SET PROBLEM
Locate the line that contains "Convert this document image to plain text.". Print it and every subsequent line through the final line of the records, exactly and only those.

DATASET CONTENT
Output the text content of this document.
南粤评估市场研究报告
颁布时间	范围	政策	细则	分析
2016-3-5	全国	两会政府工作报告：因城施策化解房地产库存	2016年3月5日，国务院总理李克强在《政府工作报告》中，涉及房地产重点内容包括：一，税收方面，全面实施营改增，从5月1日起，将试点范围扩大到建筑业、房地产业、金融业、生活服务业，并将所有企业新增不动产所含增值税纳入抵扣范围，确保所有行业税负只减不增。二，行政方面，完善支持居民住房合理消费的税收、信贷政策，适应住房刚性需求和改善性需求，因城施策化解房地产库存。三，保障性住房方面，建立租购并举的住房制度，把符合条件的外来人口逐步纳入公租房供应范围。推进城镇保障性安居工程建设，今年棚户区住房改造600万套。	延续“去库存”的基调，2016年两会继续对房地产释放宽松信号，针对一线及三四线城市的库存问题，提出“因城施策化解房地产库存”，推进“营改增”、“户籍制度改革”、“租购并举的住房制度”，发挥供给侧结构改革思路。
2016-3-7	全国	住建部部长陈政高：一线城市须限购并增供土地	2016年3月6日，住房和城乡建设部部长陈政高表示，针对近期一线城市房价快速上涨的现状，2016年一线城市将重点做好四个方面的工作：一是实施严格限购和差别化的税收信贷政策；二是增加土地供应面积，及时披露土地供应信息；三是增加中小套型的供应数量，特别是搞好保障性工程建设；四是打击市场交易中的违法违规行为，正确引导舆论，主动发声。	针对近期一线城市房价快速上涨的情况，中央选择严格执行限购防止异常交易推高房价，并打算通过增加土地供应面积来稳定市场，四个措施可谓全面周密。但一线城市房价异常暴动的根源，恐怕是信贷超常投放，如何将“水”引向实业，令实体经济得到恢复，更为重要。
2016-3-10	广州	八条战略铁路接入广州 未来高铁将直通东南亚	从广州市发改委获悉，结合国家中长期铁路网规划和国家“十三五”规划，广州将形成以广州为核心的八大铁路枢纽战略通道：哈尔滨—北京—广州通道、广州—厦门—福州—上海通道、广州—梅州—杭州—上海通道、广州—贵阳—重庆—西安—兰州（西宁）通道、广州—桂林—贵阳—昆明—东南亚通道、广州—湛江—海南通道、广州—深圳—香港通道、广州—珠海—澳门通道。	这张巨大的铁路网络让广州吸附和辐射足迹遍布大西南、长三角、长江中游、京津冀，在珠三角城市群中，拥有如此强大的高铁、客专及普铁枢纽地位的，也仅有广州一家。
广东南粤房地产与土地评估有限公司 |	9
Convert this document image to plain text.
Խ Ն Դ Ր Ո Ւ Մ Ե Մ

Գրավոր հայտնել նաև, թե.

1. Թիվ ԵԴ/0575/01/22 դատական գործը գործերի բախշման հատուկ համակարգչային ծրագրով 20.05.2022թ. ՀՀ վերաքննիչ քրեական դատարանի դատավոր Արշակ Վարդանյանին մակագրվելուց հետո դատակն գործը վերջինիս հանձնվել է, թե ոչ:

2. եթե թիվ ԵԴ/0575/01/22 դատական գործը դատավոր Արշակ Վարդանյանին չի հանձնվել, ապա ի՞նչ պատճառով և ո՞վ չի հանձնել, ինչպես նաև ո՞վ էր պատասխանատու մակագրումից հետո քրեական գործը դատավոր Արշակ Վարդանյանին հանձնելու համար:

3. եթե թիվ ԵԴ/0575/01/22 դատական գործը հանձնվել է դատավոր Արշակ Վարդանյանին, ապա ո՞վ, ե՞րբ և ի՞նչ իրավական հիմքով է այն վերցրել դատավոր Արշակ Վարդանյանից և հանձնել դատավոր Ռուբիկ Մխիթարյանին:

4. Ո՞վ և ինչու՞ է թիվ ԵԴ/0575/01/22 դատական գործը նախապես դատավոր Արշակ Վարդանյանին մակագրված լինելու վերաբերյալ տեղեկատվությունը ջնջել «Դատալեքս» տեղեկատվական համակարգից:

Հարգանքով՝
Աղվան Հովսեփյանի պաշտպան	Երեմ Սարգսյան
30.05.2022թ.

RESULT OF THE TASK
Convert this document image to plain text.
Խ Ն Դ Ր Ո Ւ Մ Ե Մ

Գրավոր հայտնել նաև, թե.

1. Թիվ ԵԴ/0575/01/22 դատական գործը գործերի բախշման հատուկ համակարգչային ծրագրով 20.05.2022թ. ՀՀ վերաքննիչ քրեական դատարանի դատավոր Արշակ Վարդանյանին մակագրվելուց հետո դատակն գործը վերջինիս հանձնվել է, թե ոչ:

2. եթե թիվ ԵԴ/0575/01/22 դատական գործը դատավոր Արշակ Վարդանյանին չի հանձնվել, ապա ի՞նչ պատճառով և ո՞վ չի հանձնել, ինչպես նաև ո՞վ էր պատասխանատու մակագրումից հետո քրեական գործը դատավոր Արշակ Վարդանյանին հանձնելու համար:

3. եթե թիվ ԵԴ/0575/01/22 դատական գործը հանձնվել է դատավոր Արշակ Վարդանյանին, ապա ո՞վ, ե՞րբ և ի՞նչ իրավական հիմքով է այն վերցրել դատավոր Արշակ Վարդանյանից և հանձնել դատավոր Ռուբիկ Մխիթարյանին:

4. Ո՞վ և ինչու՞ է թիվ ԵԴ/0575/01/22 դատական գործը նախապես դատավոր Արշակ Վարդանյանին մակագրված լինելու վերաբերյալ տեղեկատվությունը ջնջել «Դատալեքս» տեղեկատվական համակարգից:

Հարգանքով՝
Աղվան Հովսեփյանի պաշտպան	Երեմ Սարգսյան
30.05.2022թ.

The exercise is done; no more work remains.